═════ Records to use ═════

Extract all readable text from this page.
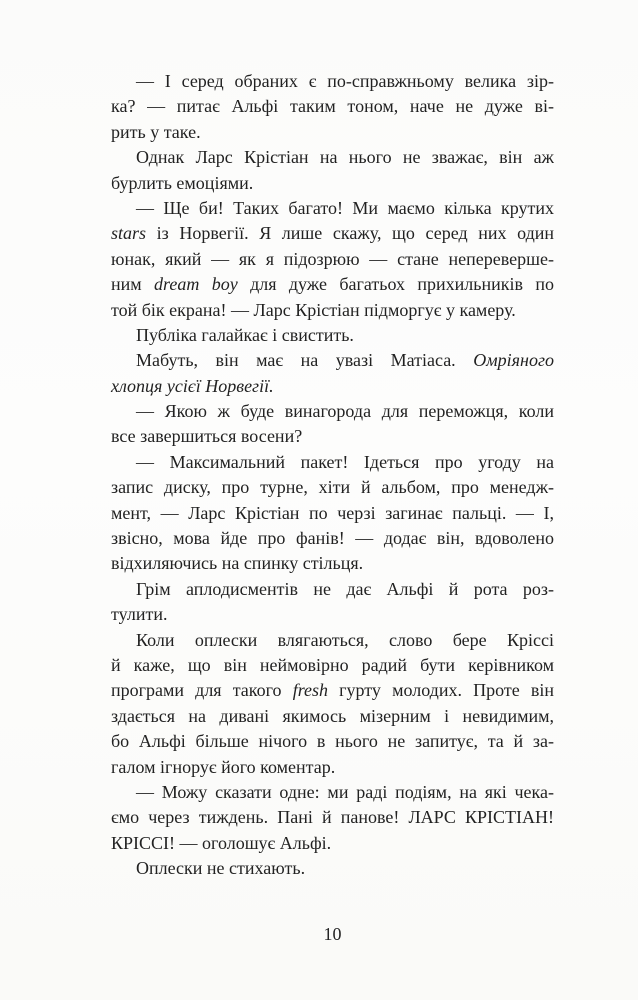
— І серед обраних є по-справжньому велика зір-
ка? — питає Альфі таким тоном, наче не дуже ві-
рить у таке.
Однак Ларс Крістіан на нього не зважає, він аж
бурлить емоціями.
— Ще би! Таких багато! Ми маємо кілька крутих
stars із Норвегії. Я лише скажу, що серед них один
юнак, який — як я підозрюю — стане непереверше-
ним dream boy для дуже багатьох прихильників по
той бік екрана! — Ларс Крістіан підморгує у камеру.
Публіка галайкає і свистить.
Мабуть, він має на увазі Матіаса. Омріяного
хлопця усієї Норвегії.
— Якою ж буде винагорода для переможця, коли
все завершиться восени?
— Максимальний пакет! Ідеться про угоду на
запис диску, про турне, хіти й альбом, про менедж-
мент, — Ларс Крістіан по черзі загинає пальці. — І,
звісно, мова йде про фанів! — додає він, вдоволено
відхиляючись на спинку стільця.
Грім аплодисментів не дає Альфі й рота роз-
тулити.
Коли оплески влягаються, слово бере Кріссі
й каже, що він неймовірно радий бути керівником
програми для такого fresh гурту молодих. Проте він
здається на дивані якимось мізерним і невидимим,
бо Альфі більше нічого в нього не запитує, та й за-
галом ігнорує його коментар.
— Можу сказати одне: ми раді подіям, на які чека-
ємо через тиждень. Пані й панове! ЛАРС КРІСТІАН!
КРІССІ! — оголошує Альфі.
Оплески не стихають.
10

═════

### Work to be completed
Please repeat the entries exactly. Do not include the pictures.

### Exercise answer
Extract all readable text from this page.
— І серед обраних є по-справжньому велика зір-
ка? — питає Альфі таким тоном, наче не дуже ві-
рить у таке.
Однак Ларс Крістіан на нього не зважає, він аж
бурлить емоціями.
— Ще би! Таких багато! Ми маємо кілька крутих
stars із Норвегії. Я лише скажу, що серед них один
юнак, який — як я підозрюю — стане непереверше-
ним dream boy для дуже багатьох прихильників по
той бік екрана! — Ларс Крістіан підморгує у камеру.
Публіка галайкає і свистить.
Мабуть, він має на увазі Матіаса. Омріяного
хлопця усієї Норвегії.
— Якою ж буде винагорода для переможця, коли
все завершиться восени?
— Максимальний пакет! Ідеться про угоду на
запис диску, про турне, хіти й альбом, про менедж-
мент, — Ларс Крістіан по черзі загинає пальці. — І,
звісно, мова йде про фанів! — додає він, вдоволено
відхиляючись на спинку стільця.
Грім аплодисментів не дає Альфі й рота роз-
тулити.
Коли оплески влягаються, слово бере Кріссі
й каже, що він неймовірно радий бути керівником
програми для такого fresh гурту молодих. Проте він
здається на дивані якимось мізерним і невидимим,
бо Альфі більше нічого в нього не запитує, та й за-
галом ігнорує його коментар.
— Можу сказати одне: ми раді подіям, на які чека-
ємо через тиждень. Пані й панове! ЛАРС КРІСТІАН!
КРІССІ! — оголошує Альфі.
Оплески не стихають.
10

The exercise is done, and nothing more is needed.